- Problem statement
Without the pictures, return all of the material exactly as written.

- Extracted information
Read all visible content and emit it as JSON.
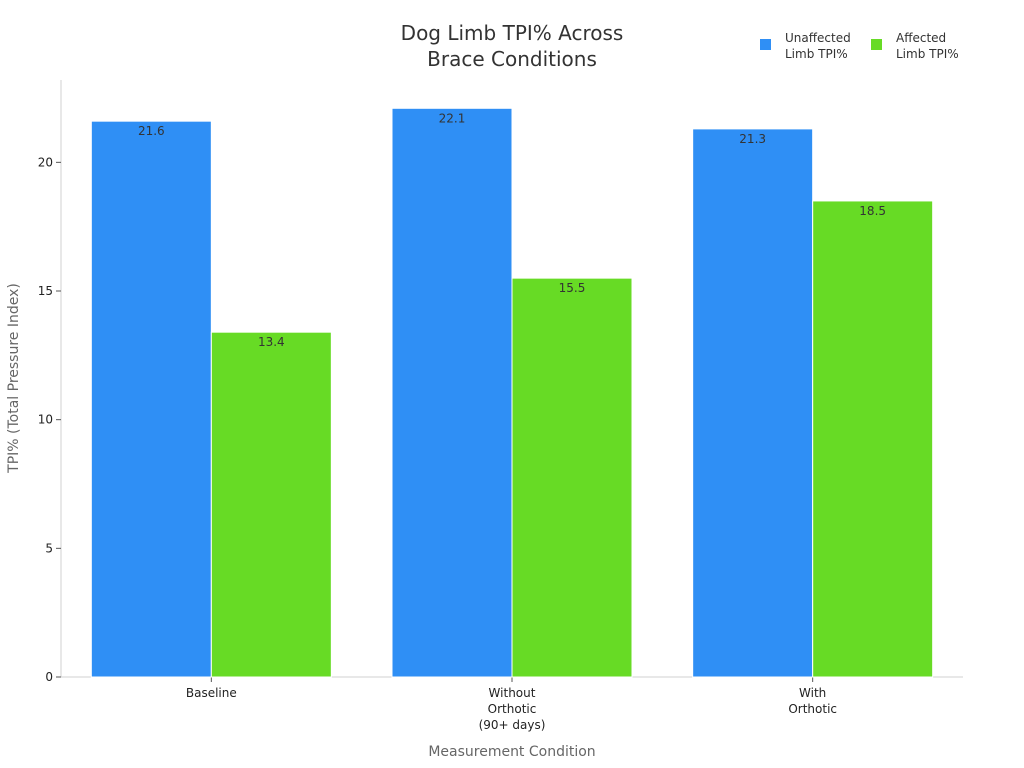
{
  "chart_data": {
    "type": "bar",
    "title": [
      "Dog Limb TPI% Across",
      "Brace Conditions"
    ],
    "xlabel": "Measurement Condition",
    "ylabel": "TPI% (Total Pressure Index)",
    "categories": [
      [
        "Baseline"
      ],
      [
        "Without",
        "Orthotic",
        "(90+ days)"
      ],
      [
        "With",
        "Orthotic"
      ]
    ],
    "series": [
      {
        "name": [
          "Unaffected",
          "Limb TPI%"
        ],
        "values": [
          21.6,
          22.1,
          21.3
        ],
        "labels": [
          "21.6",
          "22.1",
          "21.3"
        ],
        "color": "#2f8ff5"
      },
      {
        "name": [
          "Affected",
          "Limb TPI%"
        ],
        "values": [
          13.4,
          15.5,
          18.5
        ],
        "labels": [
          "13.4",
          "15.5",
          "18.5"
        ],
        "color": "#67db25"
      }
    ],
    "yticks": [
      0,
      5,
      10,
      15,
      20
    ],
    "ytick_labels": [
      "0",
      "5",
      "10",
      "15",
      "20"
    ],
    "ylim": [
      0,
      23.2
    ],
    "legend_position": "top-right",
    "grid": false
  }
}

- Expected answer
Read all visible content and emit it as JSON.
{
  "chart_data": {
    "type": "bar",
    "title": [
      "Dog Limb TPI% Across",
      "Brace Conditions"
    ],
    "xlabel": "Measurement Condition",
    "ylabel": "TPI% (Total Pressure Index)",
    "categories": [
      [
        "Baseline"
      ],
      [
        "Without",
        "Orthotic",
        "(90+ days)"
      ],
      [
        "With",
        "Orthotic"
      ]
    ],
    "series": [
      {
        "name": [
          "Unaffected",
          "Limb TPI%"
        ],
        "values": [
          21.6,
          22.1,
          21.3
        ],
        "labels": [
          "21.6",
          "22.1",
          "21.3"
        ],
        "color": "#2f8ff5"
      },
      {
        "name": [
          "Affected",
          "Limb TPI%"
        ],
        "values": [
          13.4,
          15.5,
          18.5
        ],
        "labels": [
          "13.4",
          "15.5",
          "18.5"
        ],
        "color": "#67db25"
      }
    ],
    "yticks": [
      0,
      5,
      10,
      15,
      20
    ],
    "ytick_labels": [
      "0",
      "5",
      "10",
      "15",
      "20"
    ],
    "ylim": [
      0,
      23.2
    ],
    "legend_position": "top-right",
    "grid": false
  }
}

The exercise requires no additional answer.